>> BEGIN Data listing

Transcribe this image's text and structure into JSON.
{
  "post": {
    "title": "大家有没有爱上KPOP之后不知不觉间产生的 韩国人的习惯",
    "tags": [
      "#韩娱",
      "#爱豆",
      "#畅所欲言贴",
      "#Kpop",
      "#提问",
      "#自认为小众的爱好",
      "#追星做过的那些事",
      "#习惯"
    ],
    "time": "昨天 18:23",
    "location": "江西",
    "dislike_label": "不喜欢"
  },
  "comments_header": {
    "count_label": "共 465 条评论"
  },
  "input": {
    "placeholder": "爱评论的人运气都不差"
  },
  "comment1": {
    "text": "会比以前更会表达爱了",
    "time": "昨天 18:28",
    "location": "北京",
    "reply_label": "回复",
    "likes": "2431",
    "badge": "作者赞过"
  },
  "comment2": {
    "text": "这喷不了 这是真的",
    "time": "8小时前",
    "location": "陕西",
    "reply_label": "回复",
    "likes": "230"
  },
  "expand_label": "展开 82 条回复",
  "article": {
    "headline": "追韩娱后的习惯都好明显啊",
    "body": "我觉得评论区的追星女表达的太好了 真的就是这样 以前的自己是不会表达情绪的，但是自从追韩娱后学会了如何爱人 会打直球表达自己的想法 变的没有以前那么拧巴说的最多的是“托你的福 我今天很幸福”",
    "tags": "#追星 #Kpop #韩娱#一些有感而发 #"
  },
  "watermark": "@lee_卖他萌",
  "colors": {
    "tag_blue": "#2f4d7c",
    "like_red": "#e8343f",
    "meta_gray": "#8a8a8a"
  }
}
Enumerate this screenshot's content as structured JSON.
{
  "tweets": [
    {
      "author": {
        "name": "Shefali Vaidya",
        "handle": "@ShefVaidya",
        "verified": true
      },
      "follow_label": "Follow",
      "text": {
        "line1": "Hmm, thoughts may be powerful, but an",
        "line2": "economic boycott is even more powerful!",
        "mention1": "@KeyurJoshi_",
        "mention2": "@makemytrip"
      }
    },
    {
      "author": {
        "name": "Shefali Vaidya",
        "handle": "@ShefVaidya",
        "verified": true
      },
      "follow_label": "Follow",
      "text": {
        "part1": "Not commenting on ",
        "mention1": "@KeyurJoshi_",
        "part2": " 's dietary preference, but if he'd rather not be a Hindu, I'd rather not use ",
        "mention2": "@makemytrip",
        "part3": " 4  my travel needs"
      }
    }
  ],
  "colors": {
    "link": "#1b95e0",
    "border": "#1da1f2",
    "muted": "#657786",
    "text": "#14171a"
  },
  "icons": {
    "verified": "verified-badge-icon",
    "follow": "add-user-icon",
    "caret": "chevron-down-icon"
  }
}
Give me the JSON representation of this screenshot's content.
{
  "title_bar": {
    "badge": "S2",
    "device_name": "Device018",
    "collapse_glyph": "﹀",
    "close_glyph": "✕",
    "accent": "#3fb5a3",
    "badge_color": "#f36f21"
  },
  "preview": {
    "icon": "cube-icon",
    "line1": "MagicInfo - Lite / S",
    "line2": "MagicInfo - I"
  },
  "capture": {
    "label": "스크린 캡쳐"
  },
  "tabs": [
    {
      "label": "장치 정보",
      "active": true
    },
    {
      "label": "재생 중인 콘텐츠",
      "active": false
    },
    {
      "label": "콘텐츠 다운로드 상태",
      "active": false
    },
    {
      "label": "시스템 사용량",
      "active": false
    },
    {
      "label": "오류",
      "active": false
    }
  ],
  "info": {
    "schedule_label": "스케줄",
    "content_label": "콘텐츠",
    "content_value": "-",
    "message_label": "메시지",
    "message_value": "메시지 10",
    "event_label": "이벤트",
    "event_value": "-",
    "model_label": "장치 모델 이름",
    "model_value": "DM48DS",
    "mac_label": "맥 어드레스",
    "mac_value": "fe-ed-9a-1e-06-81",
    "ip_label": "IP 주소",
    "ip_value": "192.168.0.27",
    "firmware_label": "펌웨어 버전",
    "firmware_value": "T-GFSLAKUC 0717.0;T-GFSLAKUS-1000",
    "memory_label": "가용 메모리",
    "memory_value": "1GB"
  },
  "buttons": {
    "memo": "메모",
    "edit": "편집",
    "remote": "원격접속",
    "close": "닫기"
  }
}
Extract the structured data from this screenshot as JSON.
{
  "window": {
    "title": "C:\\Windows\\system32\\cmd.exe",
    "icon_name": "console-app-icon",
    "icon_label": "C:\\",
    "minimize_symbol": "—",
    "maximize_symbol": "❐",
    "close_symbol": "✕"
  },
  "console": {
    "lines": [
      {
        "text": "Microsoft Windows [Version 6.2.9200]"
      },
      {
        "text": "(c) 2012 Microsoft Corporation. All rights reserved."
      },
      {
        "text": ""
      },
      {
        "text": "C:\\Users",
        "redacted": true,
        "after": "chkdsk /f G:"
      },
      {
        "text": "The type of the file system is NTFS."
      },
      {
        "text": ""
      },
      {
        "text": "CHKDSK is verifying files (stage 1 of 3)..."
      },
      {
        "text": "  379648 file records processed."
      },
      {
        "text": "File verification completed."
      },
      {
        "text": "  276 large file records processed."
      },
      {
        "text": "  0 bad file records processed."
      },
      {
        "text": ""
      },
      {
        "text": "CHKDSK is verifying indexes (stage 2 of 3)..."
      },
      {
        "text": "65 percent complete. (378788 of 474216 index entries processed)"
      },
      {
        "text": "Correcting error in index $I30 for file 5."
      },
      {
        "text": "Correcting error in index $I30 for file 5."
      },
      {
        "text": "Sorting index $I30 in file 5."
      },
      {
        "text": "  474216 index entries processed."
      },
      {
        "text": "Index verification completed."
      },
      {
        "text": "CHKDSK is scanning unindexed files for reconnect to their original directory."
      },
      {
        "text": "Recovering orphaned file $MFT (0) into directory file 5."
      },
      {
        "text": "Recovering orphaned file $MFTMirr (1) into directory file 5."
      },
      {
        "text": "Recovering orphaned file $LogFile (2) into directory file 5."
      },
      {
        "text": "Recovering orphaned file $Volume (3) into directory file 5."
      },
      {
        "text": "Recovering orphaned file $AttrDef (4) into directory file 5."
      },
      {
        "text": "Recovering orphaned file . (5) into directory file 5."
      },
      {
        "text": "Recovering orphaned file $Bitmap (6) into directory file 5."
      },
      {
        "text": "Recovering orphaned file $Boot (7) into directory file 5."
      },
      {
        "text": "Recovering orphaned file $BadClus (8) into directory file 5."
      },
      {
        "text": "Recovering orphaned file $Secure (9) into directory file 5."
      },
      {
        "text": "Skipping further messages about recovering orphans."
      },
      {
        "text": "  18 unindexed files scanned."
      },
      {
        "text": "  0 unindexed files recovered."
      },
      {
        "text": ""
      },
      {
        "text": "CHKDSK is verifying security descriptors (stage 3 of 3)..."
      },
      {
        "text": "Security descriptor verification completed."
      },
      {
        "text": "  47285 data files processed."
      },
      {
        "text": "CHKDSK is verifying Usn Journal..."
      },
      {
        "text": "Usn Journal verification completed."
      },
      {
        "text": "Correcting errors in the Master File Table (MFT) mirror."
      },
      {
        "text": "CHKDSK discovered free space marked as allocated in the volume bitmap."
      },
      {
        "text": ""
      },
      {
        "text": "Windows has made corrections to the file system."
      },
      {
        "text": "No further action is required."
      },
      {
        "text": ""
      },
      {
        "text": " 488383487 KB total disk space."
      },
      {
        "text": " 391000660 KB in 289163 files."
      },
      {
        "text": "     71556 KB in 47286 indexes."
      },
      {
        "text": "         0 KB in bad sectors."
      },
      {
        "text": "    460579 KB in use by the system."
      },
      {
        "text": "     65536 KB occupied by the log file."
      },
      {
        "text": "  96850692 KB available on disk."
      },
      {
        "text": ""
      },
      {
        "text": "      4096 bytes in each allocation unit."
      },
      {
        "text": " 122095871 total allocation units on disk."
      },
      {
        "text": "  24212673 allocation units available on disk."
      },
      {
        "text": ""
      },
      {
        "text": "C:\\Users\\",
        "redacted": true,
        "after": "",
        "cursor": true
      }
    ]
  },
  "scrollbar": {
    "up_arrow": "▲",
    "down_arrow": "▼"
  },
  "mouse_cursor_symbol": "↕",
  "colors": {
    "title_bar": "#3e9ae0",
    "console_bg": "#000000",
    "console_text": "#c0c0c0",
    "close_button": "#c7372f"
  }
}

>> END Data listing

Look through the material and copy each line that has "available".

**Written response:**
        "text": "  96850692 KB available on disk."
        "text": "  24212673 allocation units available on disk."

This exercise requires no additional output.